- **Task brief**
How many lines in the entries below contain "Give"? Answer with the number only.

════════

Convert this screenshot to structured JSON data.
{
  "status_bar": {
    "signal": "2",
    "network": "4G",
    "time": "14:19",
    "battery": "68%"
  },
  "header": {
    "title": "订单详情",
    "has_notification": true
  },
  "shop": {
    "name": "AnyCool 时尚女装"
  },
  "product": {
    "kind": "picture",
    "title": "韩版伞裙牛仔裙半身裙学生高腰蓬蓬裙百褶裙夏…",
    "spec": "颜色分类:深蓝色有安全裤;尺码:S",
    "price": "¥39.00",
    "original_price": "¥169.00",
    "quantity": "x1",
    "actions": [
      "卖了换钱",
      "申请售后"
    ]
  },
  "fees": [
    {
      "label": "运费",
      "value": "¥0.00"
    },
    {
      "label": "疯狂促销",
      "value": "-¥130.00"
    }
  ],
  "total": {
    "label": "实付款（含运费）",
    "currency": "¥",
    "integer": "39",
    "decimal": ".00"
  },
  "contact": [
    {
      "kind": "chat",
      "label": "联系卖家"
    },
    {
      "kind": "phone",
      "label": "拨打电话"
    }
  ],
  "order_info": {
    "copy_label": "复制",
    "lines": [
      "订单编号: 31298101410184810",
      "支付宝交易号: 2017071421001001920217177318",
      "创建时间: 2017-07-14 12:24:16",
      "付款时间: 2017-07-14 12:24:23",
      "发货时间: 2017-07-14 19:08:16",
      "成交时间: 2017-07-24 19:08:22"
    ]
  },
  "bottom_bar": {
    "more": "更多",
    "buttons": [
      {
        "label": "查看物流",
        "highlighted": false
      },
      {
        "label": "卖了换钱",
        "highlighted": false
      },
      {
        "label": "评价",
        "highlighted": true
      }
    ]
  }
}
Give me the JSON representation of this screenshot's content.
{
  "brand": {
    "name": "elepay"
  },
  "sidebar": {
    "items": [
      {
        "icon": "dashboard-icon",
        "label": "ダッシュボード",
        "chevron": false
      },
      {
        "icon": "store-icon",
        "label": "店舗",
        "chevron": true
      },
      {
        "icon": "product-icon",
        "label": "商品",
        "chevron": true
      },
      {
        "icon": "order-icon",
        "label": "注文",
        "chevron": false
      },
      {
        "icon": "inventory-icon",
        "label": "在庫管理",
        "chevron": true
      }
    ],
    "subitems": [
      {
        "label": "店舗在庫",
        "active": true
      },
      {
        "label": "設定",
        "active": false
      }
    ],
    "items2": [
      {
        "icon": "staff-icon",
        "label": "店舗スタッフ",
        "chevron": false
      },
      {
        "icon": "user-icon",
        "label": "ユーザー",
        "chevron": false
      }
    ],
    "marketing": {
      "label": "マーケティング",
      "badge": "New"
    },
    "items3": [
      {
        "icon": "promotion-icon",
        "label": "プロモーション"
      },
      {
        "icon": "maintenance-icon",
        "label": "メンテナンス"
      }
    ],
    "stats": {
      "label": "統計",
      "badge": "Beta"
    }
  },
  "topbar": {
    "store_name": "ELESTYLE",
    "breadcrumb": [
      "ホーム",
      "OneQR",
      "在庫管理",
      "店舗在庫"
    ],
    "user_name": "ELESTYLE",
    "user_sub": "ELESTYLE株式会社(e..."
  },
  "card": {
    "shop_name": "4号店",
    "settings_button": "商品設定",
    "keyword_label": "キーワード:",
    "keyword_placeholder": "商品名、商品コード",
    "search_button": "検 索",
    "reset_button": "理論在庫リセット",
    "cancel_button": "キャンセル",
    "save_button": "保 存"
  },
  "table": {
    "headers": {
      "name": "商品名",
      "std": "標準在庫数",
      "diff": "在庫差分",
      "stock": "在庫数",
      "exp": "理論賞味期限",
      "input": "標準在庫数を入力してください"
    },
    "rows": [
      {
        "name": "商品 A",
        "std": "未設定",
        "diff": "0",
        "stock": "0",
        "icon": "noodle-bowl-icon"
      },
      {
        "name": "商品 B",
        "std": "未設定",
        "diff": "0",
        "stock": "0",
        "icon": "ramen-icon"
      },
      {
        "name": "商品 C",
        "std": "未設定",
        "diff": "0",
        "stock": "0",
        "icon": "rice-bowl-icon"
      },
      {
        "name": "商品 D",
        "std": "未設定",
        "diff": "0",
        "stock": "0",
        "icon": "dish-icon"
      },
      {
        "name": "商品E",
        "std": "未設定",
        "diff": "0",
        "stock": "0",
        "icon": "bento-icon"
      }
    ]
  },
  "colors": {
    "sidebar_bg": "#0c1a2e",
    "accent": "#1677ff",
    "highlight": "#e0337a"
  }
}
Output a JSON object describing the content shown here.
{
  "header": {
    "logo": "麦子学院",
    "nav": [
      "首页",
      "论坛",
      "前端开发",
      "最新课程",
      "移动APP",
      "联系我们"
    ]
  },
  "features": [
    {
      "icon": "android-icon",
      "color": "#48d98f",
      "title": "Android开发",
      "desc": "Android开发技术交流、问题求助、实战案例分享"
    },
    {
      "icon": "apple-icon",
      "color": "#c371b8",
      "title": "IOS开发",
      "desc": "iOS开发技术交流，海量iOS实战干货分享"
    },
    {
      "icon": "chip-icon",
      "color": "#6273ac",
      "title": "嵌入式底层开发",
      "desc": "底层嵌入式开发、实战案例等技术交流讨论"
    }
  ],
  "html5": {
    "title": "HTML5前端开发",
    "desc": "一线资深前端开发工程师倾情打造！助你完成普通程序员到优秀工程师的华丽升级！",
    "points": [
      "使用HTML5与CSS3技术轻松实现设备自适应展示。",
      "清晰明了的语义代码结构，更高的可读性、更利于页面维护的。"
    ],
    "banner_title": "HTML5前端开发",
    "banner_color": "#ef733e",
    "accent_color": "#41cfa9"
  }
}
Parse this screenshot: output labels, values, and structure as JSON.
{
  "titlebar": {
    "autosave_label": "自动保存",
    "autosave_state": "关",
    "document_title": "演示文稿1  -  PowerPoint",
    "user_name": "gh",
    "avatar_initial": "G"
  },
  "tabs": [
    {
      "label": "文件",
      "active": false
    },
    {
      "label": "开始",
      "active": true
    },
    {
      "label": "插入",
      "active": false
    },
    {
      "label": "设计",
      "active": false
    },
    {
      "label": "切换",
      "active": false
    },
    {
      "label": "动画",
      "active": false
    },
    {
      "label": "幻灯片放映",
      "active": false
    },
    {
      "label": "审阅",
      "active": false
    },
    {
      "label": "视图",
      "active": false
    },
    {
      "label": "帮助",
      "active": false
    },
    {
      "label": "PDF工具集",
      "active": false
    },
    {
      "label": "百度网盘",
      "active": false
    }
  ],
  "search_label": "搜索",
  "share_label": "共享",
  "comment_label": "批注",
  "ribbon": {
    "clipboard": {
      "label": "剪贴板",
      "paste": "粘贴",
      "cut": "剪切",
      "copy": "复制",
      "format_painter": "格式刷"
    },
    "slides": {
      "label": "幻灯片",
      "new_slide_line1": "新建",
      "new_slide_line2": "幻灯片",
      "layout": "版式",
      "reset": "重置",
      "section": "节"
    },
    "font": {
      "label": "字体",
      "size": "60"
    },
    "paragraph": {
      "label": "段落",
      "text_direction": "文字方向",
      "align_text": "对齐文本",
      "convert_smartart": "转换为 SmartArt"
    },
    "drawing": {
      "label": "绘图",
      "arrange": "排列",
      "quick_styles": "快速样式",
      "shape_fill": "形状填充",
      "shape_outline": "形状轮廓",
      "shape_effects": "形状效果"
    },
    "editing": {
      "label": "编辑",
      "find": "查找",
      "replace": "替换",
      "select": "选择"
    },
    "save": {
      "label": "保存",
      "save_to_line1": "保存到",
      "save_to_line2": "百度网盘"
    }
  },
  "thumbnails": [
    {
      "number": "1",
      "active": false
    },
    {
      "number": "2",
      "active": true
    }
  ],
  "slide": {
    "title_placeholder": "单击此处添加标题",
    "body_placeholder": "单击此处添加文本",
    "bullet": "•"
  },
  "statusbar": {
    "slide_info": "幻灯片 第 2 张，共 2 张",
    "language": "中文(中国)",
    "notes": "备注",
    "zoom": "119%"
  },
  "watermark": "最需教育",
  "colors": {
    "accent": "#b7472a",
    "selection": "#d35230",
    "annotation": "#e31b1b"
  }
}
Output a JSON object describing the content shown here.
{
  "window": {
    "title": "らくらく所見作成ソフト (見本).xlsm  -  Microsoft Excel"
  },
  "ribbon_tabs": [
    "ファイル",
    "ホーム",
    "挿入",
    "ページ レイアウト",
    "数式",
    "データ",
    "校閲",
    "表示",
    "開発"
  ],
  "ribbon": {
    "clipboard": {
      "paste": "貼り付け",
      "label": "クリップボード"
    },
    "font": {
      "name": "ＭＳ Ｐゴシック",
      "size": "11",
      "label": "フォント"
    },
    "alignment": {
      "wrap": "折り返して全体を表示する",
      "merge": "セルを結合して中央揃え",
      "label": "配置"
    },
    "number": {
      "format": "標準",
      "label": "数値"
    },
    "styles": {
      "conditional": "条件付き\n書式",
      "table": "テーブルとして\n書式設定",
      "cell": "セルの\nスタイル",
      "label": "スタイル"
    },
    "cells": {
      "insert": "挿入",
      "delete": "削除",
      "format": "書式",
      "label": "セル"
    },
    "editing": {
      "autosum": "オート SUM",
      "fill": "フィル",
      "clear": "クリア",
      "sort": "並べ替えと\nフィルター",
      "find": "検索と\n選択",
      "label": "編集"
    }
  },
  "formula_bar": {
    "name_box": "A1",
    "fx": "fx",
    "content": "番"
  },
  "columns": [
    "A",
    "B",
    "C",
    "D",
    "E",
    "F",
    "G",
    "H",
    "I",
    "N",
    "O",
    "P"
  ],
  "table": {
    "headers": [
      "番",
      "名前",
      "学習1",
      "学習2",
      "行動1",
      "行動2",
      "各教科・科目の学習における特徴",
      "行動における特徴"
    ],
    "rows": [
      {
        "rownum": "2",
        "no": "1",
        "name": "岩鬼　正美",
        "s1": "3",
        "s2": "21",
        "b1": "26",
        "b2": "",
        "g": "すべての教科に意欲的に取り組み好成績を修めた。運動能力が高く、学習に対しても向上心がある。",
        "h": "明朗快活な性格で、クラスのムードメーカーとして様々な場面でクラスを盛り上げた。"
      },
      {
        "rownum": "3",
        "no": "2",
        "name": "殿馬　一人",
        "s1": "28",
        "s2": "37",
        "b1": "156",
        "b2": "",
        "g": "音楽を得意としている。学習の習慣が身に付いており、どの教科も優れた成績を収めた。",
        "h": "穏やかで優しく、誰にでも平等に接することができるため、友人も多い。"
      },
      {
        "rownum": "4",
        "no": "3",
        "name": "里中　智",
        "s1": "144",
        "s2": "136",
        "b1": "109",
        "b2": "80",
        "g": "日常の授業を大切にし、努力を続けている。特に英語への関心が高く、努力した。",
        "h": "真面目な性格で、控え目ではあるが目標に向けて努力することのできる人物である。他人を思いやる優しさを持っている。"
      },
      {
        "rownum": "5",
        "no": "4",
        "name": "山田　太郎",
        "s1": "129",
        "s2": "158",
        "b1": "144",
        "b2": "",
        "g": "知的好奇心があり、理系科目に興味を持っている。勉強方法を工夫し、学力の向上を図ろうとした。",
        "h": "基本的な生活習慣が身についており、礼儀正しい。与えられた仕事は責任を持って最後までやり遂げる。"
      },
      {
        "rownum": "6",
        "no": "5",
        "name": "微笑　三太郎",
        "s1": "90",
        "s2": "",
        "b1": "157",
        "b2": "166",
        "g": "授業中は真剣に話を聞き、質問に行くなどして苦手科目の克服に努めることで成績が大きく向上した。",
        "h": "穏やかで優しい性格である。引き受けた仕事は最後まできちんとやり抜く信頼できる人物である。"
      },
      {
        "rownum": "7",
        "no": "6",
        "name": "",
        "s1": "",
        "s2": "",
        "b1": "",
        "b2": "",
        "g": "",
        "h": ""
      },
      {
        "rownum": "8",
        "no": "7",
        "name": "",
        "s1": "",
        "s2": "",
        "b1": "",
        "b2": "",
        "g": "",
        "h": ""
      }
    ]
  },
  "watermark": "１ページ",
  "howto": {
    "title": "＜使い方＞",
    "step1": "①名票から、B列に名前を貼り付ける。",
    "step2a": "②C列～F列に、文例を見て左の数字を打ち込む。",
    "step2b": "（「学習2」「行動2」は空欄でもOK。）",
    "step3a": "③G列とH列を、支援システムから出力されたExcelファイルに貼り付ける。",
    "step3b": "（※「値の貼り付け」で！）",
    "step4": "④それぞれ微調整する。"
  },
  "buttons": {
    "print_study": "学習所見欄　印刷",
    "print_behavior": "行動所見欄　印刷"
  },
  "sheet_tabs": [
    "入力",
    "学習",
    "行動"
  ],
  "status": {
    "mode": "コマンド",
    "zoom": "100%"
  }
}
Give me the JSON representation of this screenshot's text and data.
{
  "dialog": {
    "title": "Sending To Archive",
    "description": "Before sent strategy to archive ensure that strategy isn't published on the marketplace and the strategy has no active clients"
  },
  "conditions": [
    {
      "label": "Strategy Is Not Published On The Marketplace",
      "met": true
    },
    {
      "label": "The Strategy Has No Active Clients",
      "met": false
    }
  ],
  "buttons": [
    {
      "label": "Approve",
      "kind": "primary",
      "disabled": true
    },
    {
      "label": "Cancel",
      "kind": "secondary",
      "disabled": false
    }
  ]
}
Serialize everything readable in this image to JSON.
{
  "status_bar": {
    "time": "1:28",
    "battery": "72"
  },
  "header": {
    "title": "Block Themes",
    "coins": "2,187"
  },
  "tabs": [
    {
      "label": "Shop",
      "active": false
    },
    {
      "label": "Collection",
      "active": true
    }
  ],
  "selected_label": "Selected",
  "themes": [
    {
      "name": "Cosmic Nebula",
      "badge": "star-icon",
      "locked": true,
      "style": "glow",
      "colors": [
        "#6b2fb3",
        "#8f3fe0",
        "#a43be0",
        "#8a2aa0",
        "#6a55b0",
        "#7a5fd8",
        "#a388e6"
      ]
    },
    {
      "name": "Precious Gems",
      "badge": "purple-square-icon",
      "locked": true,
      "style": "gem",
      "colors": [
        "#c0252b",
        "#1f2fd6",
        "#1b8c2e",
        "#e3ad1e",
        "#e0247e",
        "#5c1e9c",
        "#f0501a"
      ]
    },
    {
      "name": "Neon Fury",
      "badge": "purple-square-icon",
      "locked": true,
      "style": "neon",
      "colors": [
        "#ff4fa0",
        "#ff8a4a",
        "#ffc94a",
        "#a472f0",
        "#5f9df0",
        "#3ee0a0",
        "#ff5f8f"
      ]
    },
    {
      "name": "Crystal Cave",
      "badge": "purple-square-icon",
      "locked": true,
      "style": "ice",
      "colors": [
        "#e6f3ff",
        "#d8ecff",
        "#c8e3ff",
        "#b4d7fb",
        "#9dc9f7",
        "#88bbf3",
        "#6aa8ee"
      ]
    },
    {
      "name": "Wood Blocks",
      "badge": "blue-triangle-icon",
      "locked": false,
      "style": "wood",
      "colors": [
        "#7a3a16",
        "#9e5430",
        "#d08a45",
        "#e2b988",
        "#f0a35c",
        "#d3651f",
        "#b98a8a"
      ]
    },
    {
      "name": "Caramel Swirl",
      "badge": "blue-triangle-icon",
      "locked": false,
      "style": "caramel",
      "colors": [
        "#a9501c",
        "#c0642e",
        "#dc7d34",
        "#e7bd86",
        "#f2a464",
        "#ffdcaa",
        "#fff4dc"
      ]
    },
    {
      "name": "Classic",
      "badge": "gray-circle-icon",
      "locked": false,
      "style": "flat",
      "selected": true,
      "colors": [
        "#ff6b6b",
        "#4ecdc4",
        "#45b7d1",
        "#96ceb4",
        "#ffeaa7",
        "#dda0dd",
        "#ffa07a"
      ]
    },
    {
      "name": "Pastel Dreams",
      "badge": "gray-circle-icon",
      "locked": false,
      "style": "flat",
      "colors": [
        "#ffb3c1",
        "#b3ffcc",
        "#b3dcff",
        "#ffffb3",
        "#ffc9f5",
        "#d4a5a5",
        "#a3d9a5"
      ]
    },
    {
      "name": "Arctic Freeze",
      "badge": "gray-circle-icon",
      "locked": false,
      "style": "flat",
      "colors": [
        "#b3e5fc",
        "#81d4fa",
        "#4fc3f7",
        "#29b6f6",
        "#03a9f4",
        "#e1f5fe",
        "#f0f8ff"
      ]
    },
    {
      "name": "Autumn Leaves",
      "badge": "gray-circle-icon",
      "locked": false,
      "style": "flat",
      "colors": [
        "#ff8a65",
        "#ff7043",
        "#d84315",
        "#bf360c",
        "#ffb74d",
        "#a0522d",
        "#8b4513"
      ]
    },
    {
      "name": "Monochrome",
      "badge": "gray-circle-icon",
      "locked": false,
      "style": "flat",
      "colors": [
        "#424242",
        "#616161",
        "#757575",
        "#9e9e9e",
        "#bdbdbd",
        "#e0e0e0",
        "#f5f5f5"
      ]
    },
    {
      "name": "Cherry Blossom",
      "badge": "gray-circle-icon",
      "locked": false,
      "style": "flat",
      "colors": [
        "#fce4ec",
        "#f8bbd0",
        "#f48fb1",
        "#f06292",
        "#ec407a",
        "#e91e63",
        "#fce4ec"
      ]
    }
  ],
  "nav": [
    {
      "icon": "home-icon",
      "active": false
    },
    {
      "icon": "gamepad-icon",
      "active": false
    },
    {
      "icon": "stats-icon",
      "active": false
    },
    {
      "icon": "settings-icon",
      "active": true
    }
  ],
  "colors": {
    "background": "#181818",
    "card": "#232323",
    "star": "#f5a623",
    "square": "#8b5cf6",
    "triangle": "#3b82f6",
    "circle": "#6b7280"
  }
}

════════

- **Response for this exercise**
2